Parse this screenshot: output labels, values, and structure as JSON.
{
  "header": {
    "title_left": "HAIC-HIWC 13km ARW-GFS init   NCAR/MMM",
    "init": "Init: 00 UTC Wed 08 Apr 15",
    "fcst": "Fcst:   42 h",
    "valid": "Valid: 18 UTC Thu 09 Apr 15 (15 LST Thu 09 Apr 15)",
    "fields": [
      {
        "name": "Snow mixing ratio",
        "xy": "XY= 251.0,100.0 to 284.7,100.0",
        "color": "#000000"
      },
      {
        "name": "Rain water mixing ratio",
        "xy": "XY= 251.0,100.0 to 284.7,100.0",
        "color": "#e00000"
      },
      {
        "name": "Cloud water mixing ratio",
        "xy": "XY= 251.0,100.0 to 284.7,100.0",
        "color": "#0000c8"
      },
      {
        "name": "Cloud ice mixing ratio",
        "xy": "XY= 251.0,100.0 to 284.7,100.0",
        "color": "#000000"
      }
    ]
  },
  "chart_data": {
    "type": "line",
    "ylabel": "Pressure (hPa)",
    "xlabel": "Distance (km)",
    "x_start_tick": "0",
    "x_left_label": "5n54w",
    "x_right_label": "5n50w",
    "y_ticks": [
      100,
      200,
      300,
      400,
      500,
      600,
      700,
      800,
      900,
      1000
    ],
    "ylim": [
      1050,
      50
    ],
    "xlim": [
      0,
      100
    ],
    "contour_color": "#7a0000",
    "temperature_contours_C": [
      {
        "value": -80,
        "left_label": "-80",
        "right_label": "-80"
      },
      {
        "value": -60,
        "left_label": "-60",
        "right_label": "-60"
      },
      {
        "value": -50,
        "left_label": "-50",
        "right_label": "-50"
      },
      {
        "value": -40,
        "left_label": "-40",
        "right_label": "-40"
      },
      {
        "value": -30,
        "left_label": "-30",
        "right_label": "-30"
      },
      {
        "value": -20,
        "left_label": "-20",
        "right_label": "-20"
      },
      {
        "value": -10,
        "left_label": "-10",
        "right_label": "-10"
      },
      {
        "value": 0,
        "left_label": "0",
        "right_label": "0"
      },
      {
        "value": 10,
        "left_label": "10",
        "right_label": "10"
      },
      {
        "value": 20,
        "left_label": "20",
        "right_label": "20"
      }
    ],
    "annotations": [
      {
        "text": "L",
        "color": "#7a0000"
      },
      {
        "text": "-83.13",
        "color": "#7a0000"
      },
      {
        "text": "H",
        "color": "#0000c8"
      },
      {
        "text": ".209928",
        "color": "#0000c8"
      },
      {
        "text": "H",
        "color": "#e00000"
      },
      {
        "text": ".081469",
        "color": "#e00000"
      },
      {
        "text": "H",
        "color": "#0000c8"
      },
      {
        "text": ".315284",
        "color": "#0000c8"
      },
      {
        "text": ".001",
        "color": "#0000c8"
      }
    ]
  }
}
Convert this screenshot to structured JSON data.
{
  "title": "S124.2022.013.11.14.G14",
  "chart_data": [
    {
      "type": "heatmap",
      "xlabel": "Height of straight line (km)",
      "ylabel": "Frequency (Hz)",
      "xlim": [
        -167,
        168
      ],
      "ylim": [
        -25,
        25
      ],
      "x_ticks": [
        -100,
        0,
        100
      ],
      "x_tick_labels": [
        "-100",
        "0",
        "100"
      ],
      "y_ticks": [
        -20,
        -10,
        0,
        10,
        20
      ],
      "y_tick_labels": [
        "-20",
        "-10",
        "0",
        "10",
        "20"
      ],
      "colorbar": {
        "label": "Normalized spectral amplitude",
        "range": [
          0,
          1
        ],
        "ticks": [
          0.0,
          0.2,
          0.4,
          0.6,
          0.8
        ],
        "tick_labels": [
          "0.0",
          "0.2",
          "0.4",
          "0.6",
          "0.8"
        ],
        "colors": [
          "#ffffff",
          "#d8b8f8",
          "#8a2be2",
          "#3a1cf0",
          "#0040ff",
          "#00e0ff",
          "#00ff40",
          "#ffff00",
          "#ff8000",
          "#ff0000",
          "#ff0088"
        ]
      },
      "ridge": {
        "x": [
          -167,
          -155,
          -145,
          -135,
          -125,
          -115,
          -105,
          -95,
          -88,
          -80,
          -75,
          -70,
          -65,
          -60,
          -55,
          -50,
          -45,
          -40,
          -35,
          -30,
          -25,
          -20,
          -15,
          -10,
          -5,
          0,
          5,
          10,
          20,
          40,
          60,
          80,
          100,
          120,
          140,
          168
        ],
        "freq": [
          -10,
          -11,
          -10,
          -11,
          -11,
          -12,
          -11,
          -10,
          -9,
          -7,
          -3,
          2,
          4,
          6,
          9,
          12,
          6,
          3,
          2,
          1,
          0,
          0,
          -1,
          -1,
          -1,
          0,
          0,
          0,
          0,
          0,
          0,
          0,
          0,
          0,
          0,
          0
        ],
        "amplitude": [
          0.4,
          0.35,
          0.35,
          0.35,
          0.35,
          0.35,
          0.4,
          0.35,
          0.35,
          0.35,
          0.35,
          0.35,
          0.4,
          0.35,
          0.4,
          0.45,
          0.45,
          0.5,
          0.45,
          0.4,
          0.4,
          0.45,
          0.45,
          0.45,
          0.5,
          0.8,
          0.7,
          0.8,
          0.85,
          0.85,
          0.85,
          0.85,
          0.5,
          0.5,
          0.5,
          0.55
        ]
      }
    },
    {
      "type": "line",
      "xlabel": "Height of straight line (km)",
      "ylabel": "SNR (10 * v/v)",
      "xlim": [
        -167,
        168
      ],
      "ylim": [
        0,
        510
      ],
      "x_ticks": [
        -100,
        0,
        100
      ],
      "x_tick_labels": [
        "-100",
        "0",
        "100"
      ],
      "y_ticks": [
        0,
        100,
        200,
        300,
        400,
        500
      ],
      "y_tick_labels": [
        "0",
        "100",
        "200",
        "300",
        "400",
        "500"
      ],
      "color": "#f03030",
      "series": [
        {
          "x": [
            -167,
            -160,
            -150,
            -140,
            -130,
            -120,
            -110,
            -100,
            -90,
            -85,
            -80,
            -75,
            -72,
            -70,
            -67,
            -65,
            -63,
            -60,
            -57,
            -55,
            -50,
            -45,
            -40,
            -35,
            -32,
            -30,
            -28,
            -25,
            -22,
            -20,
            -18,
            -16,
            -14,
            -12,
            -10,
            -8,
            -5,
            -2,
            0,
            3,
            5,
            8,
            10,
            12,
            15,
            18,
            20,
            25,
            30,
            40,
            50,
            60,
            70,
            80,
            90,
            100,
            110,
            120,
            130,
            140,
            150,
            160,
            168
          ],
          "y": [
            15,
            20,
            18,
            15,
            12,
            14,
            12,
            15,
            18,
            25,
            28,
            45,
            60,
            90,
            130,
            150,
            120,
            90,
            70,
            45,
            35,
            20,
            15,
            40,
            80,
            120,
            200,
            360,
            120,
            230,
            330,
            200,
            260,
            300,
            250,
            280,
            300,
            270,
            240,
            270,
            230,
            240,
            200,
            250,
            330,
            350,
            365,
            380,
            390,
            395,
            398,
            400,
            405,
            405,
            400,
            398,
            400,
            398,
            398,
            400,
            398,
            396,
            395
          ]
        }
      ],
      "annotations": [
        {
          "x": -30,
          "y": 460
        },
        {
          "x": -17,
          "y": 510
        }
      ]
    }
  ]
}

-------

- **THE EXERCISE**
Type out the entries again, word for word.

- **TASK ANSWER**
Parse this screenshot: output labels, values, and structure as JSON.
{
  "header": {
    "title_left": "HAIC-HIWC 13km ARW-GFS init   NCAR/MMM",
    "init": "Init: 00 UTC Wed 08 Apr 15",
    "fcst": "Fcst:   42 h",
    "valid": "Valid: 18 UTC Thu 09 Apr 15 (15 LST Thu 09 Apr 15)",
    "fields": [
      {
        "name": "Snow mixing ratio",
        "xy": "XY= 251.0,100.0 to 284.7,100.0",
        "color": "#000000"
      },
      {
        "name": "Rain water mixing ratio",
        "xy": "XY= 251.0,100.0 to 284.7,100.0",
        "color": "#e00000"
      },
      {
        "name": "Cloud water mixing ratio",
        "xy": "XY= 251.0,100.0 to 284.7,100.0",
        "color": "#0000c8"
      },
      {
        "name": "Cloud ice mixing ratio",
        "xy": "XY= 251.0,100.0 to 284.7,100.0",
        "color": "#000000"
      }
    ]
  },
  "chart_data": {
    "type": "line",
    "ylabel": "Pressure (hPa)",
    "xlabel": "Distance (km)",
    "x_start_tick": "0",
    "x_left_label": "5n54w",
    "x_right_label": "5n50w",
    "y_ticks": [
      100,
      200,
      300,
      400,
      500,
      600,
      700,
      800,
      900,
      1000
    ],
    "ylim": [
      1050,
      50
    ],
    "xlim": [
      0,
      100
    ],
    "contour_color": "#7a0000",
    "temperature_contours_C": [
      {
        "value": -80,
        "left_label": "-80",
        "right_label": "-80"
      },
      {
        "value": -60,
        "left_label": "-60",
        "right_label": "-60"
      },
      {
        "value": -50,
        "left_label": "-50",
        "right_label": "-50"
      },
      {
        "value": -40,
        "left_label": "-40",
        "right_label": "-40"
      },
      {
        "value": -30,
        "left_label": "-30",
        "right_label": "-30"
      },
      {
        "value": -20,
        "left_label": "-20",
        "right_label": "-20"
      },
      {
        "value": -10,
        "left_label": "-10",
        "right_label": "-10"
      },
      {
        "value": 0,
        "left_label": "0",
        "right_label": "0"
      },
      {
        "value": 10,
        "left_label": "10",
        "right_label": "10"
      },
      {
        "value": 20,
        "left_label": "20",
        "right_label": "20"
      }
    ],
    "annotations": [
      {
        "text": "L",
        "color": "#7a0000"
      },
      {
        "text": "-83.13",
        "color": "#7a0000"
      },
      {
        "text": "H",
        "color": "#0000c8"
      },
      {
        "text": ".209928",
        "color": "#0000c8"
      },
      {
        "text": "H",
        "color": "#e00000"
      },
      {
        "text": ".081469",
        "color": "#e00000"
      },
      {
        "text": "H",
        "color": "#0000c8"
      },
      {
        "text": ".315284",
        "color": "#0000c8"
      },
      {
        "text": ".001",
        "color": "#0000c8"
      }
    ]
  }
}
Convert this screenshot to structured JSON data.
{
  "title": "S124.2022.013.11.14.G14",
  "chart_data": [
    {
      "type": "heatmap",
      "xlabel": "Height of straight line (km)",
      "ylabel": "Frequency (Hz)",
      "xlim": [
        -167,
        168
      ],
      "ylim": [
        -25,
        25
      ],
      "x_ticks": [
        -100,
        0,
        100
      ],
      "x_tick_labels": [
        "-100",
        "0",
        "100"
      ],
      "y_ticks": [
        -20,
        -10,
        0,
        10,
        20
      ],
      "y_tick_labels": [
        "-20",
        "-10",
        "0",
        "10",
        "20"
      ],
      "colorbar": {
        "label": "Normalized spectral amplitude",
        "range": [
          0,
          1
        ],
        "ticks": [
          0.0,
          0.2,
          0.4,
          0.6,
          0.8
        ],
        "tick_labels": [
          "0.0",
          "0.2",
          "0.4",
          "0.6",
          "0.8"
        ],
        "colors": [
          "#ffffff",
          "#d8b8f8",
          "#8a2be2",
          "#3a1cf0",
          "#0040ff",
          "#00e0ff",
          "#00ff40",
          "#ffff00",
          "#ff8000",
          "#ff0000",
          "#ff0088"
        ]
      },
      "ridge": {
        "x": [
          -167,
          -155,
          -145,
          -135,
          -125,
          -115,
          -105,
          -95,
          -88,
          -80,
          -75,
          -70,
          -65,
          -60,
          -55,
          -50,
          -45,
          -40,
          -35,
          -30,
          -25,
          -20,
          -15,
          -10,
          -5,
          0,
          5,
          10,
          20,
          40,
          60,
          80,
          100,
          120,
          140,
          168
        ],
        "freq": [
          -10,
          -11,
          -10,
          -11,
          -11,
          -12,
          -11,
          -10,
          -9,
          -7,
          -3,
          2,
          4,
          6,
          9,
          12,
          6,
          3,
          2,
          1,
          0,
          0,
          -1,
          -1,
          -1,
          0,
          0,
          0,
          0,
          0,
          0,
          0,
          0,
          0,
          0,
          0
        ],
        "amplitude": [
          0.4,
          0.35,
          0.35,
          0.35,
          0.35,
          0.35,
          0.4,
          0.35,
          0.35,
          0.35,
          0.35,
          0.35,
          0.4,
          0.35,
          0.4,
          0.45,
          0.45,
          0.5,
          0.45,
          0.4,
          0.4,
          0.45,
          0.45,
          0.45,
          0.5,
          0.8,
          0.7,
          0.8,
          0.85,
          0.85,
          0.85,
          0.85,
          0.5,
          0.5,
          0.5,
          0.55
        ]
      }
    },
    {
      "type": "line",
      "xlabel": "Height of straight line (km)",
      "ylabel": "SNR (10 * v/v)",
      "xlim": [
        -167,
        168
      ],
      "ylim": [
        0,
        510
      ],
      "x_ticks": [
        -100,
        0,
        100
      ],
      "x_tick_labels": [
        "-100",
        "0",
        "100"
      ],
      "y_ticks": [
        0,
        100,
        200,
        300,
        400,
        500
      ],
      "y_tick_labels": [
        "0",
        "100",
        "200",
        "300",
        "400",
        "500"
      ],
      "color": "#f03030",
      "series": [
        {
          "x": [
            -167,
            -160,
            -150,
            -140,
            -130,
            -120,
            -110,
            -100,
            -90,
            -85,
            -80,
            -75,
            -72,
            -70,
            -67,
            -65,
            -63,
            -60,
            -57,
            -55,
            -50,
            -45,
            -40,
            -35,
            -32,
            -30,
            -28,
            -25,
            -22,
            -20,
            -18,
            -16,
            -14,
            -12,
            -10,
            -8,
            -5,
            -2,
            0,
            3,
            5,
            8,
            10,
            12,
            15,
            18,
            20,
            25,
            30,
            40,
            50,
            60,
            70,
            80,
            90,
            100,
            110,
            120,
            130,
            140,
            150,
            160,
            168
          ],
          "y": [
            15,
            20,
            18,
            15,
            12,
            14,
            12,
            15,
            18,
            25,
            28,
            45,
            60,
            90,
            130,
            150,
            120,
            90,
            70,
            45,
            35,
            20,
            15,
            40,
            80,
            120,
            200,
            360,
            120,
            230,
            330,
            200,
            260,
            300,
            250,
            280,
            300,
            270,
            240,
            270,
            230,
            240,
            200,
            250,
            330,
            350,
            365,
            380,
            390,
            395,
            398,
            400,
            405,
            405,
            400,
            398,
            400,
            398,
            398,
            400,
            398,
            396,
            395
          ]
        }
      ],
      "annotations": [
        {
          "x": -30,
          "y": 460
        },
        {
          "x": -17,
          "y": 510
        }
      ]
    }
  ]
}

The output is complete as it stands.